* **What the exercise asks**: Find every line containing the word "Time" in the records below; report only how many there are.

* **Data for processing**:

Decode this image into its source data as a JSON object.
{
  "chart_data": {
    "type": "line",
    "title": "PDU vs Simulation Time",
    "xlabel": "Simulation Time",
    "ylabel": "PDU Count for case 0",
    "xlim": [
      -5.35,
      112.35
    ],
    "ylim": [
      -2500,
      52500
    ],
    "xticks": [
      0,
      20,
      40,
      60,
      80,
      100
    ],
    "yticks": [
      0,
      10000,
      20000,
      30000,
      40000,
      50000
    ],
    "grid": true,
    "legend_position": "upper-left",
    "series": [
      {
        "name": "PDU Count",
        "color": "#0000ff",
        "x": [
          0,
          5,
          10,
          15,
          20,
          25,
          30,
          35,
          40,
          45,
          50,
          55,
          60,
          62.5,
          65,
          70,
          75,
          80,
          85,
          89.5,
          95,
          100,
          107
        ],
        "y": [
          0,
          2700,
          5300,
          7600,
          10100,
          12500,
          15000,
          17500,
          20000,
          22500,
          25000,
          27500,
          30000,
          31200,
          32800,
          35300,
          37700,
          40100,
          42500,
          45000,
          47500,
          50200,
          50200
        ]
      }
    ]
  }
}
* * *
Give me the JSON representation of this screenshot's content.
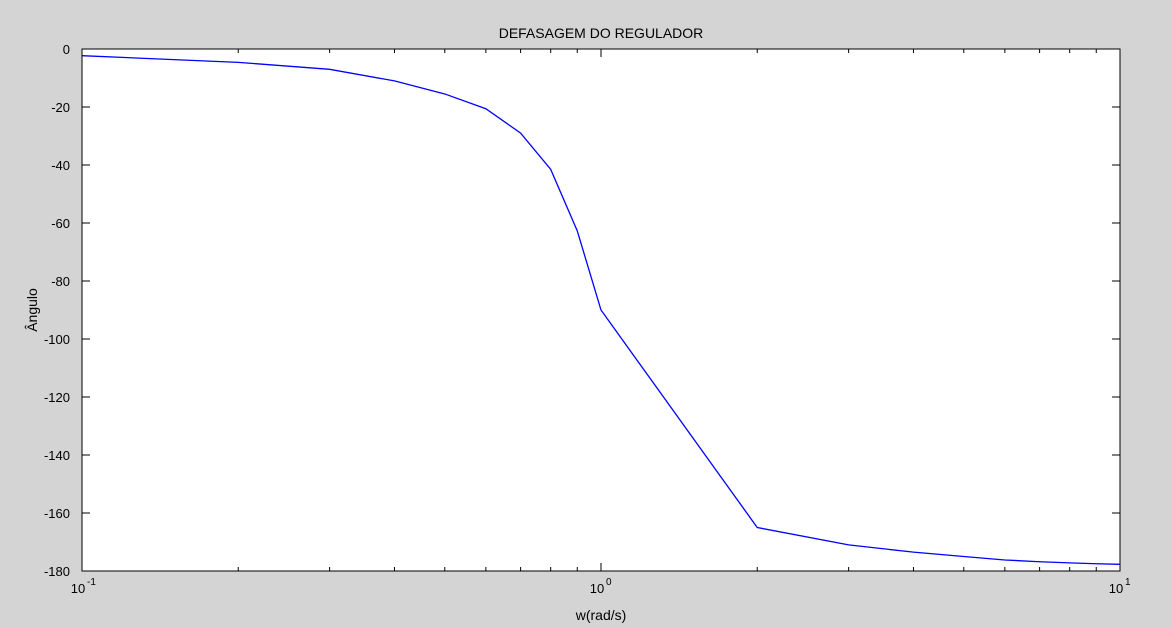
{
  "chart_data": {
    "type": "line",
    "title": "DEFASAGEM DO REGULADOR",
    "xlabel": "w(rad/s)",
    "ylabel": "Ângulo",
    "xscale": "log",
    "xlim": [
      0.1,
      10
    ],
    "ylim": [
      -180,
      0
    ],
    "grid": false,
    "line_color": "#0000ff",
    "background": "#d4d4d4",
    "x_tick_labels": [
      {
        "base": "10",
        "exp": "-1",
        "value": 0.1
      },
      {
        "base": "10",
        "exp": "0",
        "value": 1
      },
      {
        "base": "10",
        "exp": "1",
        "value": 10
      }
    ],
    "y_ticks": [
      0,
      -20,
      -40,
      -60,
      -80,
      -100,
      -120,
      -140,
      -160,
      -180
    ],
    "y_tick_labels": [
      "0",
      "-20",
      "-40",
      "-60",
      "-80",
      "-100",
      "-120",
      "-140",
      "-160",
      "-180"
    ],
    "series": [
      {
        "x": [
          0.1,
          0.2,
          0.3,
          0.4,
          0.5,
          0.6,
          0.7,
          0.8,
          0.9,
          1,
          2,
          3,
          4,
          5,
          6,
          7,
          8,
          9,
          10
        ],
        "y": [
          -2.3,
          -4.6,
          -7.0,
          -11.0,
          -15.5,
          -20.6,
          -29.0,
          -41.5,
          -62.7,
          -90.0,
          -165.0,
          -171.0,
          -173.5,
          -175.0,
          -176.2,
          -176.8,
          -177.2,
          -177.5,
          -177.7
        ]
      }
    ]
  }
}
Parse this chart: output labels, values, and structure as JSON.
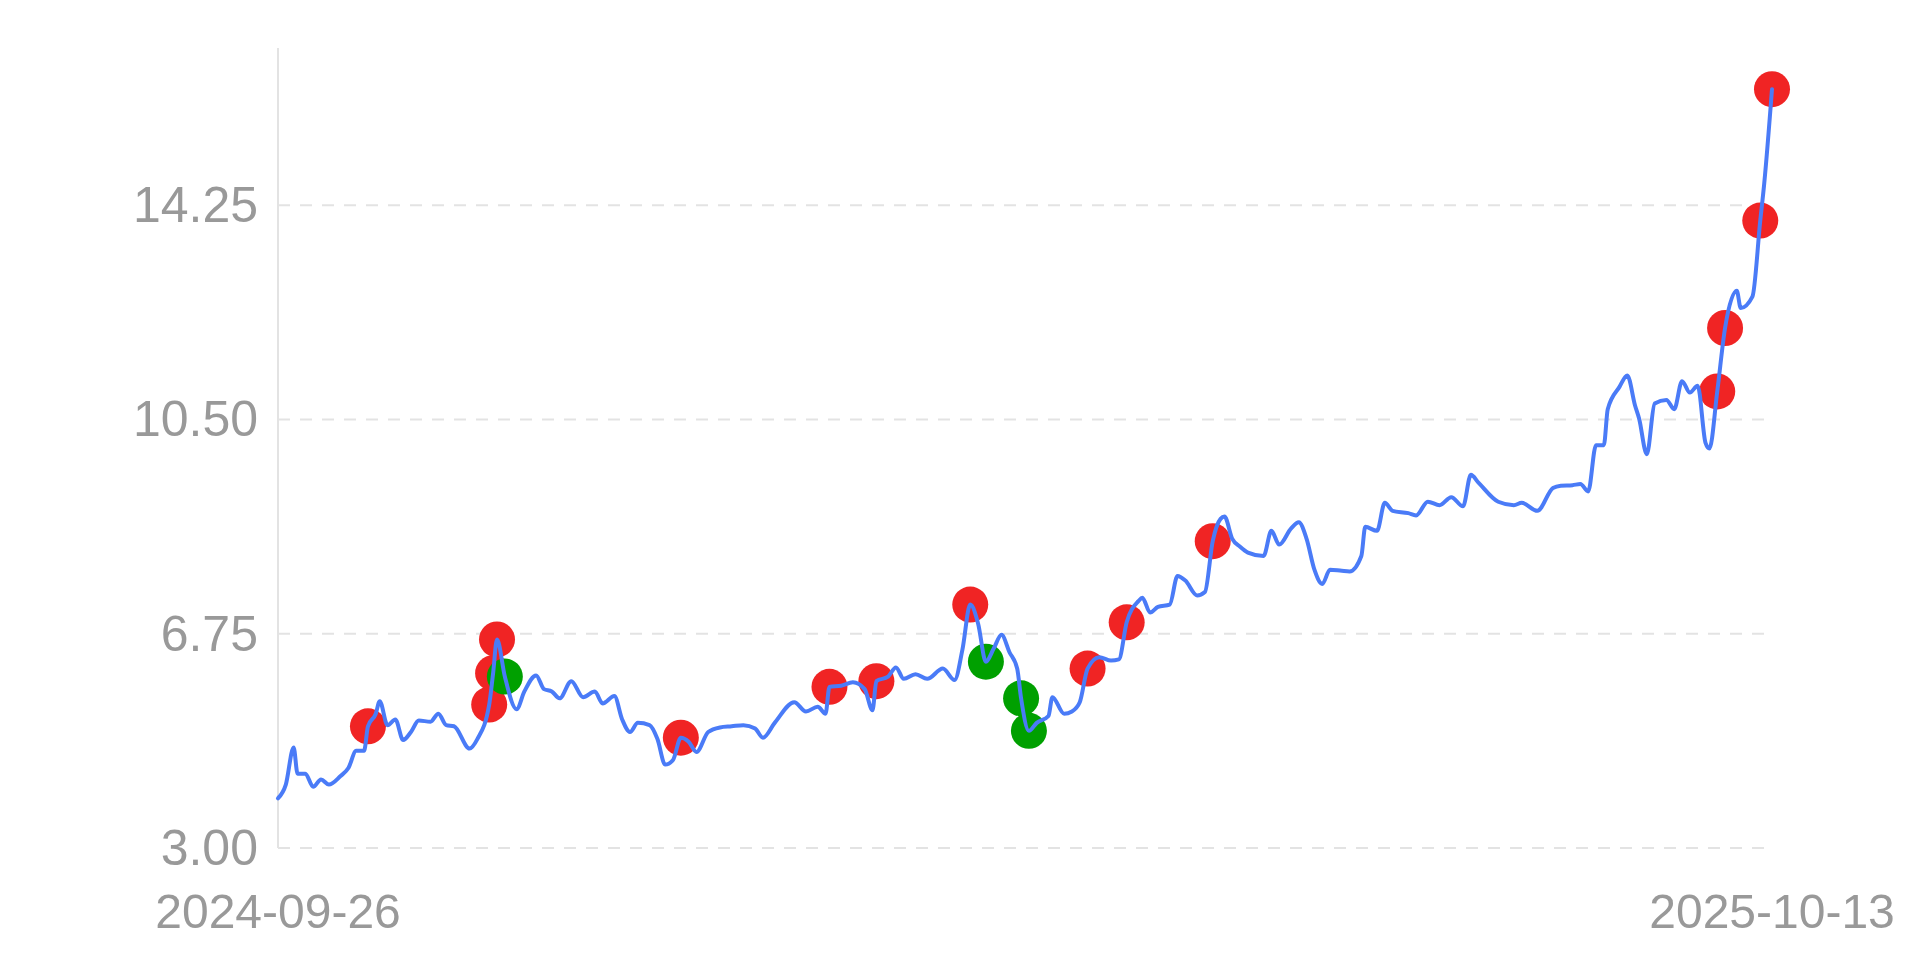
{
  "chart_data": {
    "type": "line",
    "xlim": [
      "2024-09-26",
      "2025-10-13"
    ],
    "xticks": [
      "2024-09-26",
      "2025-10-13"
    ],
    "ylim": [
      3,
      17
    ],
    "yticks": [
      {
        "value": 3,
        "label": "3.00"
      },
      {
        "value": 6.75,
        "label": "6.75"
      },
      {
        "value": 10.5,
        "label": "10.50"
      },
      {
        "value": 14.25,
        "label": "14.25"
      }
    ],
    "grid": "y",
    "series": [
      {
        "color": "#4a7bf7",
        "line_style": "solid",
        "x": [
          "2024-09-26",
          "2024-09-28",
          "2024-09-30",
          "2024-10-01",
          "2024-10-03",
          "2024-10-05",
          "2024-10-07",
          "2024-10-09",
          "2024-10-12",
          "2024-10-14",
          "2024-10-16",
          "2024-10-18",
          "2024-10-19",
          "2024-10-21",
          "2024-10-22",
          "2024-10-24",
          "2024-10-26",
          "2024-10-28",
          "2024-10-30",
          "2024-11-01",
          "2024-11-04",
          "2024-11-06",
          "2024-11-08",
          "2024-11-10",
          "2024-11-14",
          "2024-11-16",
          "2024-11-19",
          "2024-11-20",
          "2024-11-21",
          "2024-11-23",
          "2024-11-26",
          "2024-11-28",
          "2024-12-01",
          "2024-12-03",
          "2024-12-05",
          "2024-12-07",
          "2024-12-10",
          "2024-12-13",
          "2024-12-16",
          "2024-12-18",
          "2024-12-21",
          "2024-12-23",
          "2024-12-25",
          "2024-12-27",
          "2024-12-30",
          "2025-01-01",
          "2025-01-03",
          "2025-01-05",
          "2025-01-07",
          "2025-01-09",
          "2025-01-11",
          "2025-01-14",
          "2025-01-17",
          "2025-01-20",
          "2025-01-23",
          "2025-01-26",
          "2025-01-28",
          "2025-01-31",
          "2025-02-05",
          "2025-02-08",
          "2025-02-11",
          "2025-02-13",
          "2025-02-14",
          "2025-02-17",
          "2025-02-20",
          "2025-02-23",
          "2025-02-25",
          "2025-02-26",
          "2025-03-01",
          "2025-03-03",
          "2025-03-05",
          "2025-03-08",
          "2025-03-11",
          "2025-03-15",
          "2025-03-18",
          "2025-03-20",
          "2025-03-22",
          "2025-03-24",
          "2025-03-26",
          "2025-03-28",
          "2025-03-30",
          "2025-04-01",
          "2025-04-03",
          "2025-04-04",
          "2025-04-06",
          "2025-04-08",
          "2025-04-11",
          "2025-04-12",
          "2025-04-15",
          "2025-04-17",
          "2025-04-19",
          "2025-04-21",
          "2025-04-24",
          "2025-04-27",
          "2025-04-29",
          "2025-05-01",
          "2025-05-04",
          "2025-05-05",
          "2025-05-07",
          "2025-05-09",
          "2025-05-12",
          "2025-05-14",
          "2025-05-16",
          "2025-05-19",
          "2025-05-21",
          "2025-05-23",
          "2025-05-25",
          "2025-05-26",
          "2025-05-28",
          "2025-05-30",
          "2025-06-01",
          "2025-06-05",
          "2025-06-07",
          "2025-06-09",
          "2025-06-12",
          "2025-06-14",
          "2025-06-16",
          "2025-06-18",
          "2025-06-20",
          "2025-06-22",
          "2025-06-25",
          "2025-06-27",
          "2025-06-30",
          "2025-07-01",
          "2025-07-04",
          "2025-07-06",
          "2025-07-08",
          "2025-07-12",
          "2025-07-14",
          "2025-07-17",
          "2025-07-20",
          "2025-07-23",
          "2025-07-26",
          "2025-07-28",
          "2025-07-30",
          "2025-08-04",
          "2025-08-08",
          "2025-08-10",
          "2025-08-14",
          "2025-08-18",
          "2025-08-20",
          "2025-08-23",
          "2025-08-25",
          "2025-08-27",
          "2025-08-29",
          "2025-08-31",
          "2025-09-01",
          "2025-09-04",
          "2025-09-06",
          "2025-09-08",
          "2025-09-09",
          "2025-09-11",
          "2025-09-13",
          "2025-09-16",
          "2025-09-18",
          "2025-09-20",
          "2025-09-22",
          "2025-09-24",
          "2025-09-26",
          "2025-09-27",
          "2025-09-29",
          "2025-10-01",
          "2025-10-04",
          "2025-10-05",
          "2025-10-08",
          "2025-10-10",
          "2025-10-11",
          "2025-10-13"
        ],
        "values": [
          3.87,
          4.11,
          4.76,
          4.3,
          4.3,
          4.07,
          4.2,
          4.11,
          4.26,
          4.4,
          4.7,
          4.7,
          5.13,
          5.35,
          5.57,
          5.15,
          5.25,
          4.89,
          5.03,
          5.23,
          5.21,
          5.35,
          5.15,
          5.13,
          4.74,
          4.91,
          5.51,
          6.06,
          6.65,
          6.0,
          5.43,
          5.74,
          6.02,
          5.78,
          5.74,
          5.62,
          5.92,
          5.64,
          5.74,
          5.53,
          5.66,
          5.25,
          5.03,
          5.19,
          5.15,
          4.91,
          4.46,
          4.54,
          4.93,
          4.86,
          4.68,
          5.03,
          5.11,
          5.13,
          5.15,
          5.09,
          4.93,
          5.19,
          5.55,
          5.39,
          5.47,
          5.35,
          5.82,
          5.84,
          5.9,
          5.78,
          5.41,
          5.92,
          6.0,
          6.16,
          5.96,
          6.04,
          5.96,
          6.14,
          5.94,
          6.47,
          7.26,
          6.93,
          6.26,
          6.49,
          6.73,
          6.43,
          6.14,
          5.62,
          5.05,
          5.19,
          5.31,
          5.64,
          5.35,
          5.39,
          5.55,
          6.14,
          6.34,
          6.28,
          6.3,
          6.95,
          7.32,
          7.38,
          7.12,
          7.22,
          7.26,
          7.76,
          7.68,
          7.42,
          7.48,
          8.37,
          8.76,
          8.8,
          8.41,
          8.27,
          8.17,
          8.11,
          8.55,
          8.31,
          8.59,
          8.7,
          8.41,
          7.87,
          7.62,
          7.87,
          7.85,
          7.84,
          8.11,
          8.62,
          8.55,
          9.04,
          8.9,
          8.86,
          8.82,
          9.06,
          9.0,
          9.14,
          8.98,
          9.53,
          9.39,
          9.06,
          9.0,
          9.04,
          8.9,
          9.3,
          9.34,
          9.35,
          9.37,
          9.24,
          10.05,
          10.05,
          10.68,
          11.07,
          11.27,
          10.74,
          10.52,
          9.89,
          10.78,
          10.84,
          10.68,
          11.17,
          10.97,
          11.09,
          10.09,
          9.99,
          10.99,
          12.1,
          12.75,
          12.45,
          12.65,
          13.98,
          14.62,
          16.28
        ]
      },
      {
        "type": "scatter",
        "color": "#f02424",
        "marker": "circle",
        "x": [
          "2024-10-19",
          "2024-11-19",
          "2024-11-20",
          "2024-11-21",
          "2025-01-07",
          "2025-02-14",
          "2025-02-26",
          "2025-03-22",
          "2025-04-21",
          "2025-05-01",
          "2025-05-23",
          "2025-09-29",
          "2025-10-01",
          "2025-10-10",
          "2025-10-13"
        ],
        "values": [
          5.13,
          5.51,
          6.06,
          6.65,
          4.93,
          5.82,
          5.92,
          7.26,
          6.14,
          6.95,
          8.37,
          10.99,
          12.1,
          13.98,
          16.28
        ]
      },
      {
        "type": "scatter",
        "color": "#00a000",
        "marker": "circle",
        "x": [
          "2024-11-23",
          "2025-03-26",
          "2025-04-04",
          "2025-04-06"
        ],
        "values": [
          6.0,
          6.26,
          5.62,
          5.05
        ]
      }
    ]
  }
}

* **The answer**: 2